◆ WORK TO DO
Copy out the data lines verbatim, beginning with the line containing "What elements are" and ending after the line containing "section-divider (428, 527, 604, 528)".

◆ EXERCISE MATERIALS
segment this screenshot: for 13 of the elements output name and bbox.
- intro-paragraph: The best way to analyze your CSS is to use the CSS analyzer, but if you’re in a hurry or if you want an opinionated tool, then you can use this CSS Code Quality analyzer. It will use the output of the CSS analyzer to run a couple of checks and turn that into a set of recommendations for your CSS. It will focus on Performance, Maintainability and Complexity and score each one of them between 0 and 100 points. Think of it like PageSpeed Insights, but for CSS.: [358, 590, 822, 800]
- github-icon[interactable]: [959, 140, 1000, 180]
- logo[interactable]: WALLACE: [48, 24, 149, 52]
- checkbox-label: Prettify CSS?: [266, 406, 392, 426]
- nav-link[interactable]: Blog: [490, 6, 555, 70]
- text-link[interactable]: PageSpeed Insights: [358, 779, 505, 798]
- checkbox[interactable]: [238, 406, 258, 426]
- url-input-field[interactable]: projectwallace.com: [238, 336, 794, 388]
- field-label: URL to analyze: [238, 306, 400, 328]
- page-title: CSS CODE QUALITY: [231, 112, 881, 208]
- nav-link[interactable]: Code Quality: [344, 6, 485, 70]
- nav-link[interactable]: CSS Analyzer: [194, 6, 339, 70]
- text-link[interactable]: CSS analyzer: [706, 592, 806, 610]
==
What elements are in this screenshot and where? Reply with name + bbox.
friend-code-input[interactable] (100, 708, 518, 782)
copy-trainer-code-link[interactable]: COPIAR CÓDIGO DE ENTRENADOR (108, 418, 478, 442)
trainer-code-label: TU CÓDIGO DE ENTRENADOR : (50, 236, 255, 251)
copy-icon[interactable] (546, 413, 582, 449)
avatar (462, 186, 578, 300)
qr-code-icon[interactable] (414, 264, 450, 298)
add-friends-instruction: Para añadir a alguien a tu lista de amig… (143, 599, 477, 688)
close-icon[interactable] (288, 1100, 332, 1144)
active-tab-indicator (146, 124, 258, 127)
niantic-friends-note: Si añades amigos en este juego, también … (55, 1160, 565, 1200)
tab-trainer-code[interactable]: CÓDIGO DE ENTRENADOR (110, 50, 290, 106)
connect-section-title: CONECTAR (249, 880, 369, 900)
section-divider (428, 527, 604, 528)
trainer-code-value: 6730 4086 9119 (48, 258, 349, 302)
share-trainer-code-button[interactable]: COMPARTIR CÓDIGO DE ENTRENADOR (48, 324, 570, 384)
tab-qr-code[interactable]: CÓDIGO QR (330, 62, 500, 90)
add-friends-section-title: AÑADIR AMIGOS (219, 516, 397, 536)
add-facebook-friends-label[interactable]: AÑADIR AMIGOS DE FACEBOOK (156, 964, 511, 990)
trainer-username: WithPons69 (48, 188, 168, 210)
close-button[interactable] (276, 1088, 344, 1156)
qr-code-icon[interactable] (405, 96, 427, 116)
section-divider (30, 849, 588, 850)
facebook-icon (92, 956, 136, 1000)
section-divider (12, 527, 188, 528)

◆ REPLY TO THE EXERCISE
What elements are in this screenshot and where? Reply with name + bbox.
friend-code-input[interactable] (100, 708, 518, 782)
copy-trainer-code-link[interactable]: COPIAR CÓDIGO DE ENTRENADOR (108, 418, 478, 442)
trainer-code-label: TU CÓDIGO DE ENTRENADOR : (50, 236, 255, 251)
copy-icon[interactable] (546, 413, 582, 449)
avatar (462, 186, 578, 300)
qr-code-icon[interactable] (414, 264, 450, 298)
add-friends-instruction: Para añadir a alguien a tu lista de amig… (143, 599, 477, 688)
close-icon[interactable] (288, 1100, 332, 1144)
active-tab-indicator (146, 124, 258, 127)
niantic-friends-note: Si añades amigos en este juego, también … (55, 1160, 565, 1200)
tab-trainer-code[interactable]: CÓDIGO DE ENTRENADOR (110, 50, 290, 106)
connect-section-title: CONECTAR (249, 880, 369, 900)
section-divider (428, 527, 604, 528)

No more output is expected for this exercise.